Exercise prompt — Rewrite the material from the line with "List all visible" to the line with "legend-item-healthy: healthy (1164, 495, 1288, 531)", replacing "bboxes" with "bounding boxes" and keeping everything else the same.

Record set —
.....
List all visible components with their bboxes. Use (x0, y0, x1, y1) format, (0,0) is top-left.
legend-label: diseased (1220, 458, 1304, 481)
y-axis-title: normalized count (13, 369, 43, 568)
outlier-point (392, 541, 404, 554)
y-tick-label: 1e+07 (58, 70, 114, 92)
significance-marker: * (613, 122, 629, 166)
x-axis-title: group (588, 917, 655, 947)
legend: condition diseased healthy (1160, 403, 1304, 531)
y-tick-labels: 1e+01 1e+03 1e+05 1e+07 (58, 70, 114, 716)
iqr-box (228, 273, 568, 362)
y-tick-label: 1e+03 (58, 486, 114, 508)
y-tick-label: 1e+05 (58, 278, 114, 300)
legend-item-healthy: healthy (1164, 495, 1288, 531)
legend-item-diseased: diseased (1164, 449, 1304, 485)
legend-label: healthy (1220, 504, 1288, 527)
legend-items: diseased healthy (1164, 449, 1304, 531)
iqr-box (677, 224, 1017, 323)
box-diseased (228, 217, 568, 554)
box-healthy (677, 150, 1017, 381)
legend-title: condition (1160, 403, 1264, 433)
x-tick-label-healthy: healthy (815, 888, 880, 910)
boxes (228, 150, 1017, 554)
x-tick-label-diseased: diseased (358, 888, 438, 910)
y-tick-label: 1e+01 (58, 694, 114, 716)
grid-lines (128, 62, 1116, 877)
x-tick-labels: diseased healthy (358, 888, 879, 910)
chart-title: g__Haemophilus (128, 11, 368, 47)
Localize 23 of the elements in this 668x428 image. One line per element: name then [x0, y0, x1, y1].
.....
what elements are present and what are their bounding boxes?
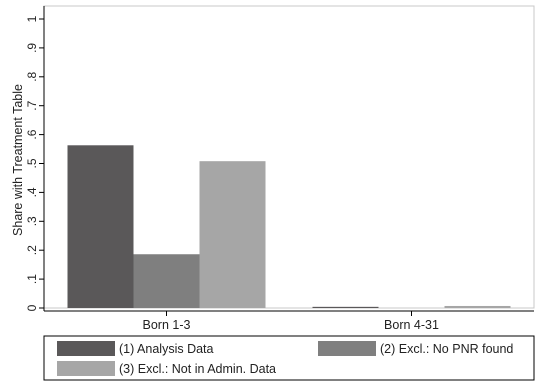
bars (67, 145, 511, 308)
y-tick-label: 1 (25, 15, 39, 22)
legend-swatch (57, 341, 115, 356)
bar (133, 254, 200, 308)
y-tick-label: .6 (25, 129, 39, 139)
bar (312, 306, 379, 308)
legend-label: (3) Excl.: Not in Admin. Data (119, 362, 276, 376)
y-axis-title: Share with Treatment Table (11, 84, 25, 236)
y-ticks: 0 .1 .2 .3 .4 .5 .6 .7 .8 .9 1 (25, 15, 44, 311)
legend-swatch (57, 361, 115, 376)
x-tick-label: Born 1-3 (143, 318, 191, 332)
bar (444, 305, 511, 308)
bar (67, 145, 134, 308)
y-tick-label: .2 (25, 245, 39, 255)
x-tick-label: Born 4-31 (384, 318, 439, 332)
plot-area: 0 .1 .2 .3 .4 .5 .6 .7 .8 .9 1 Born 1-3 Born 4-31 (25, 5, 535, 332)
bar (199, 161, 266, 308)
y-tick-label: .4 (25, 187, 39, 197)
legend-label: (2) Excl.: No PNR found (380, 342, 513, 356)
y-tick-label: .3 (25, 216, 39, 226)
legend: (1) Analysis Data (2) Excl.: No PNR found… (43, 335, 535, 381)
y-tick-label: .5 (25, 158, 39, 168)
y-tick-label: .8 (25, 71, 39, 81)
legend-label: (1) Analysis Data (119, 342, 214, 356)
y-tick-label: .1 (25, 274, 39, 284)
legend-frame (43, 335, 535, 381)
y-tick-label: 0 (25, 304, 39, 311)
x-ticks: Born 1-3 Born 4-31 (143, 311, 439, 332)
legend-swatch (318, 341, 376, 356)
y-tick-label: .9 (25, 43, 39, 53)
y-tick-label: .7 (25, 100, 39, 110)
.....
Exercise response —
List all visible components with their bounding boxes. Use (x0, y0, x1, y1) format, (0,0) is top-left.
legend-label: diseased (1220, 458, 1304, 481)
y-axis-title: normalized count (13, 369, 43, 568)
outlier-point (392, 541, 404, 554)
y-tick-label: 1e+07 (58, 70, 114, 92)
significance-marker: * (613, 122, 629, 166)
x-axis-title: group (588, 917, 655, 947)
legend: condition diseased healthy (1160, 403, 1304, 531)
y-tick-labels: 1e+01 1e+03 1e+05 1e+07 (58, 70, 114, 716)
iqr-box (228, 273, 568, 362)
y-tick-label: 1e+03 (58, 486, 114, 508)
y-tick-label: 1e+05 (58, 278, 114, 300)
legend-item-healthy: healthy (1164, 495, 1288, 531)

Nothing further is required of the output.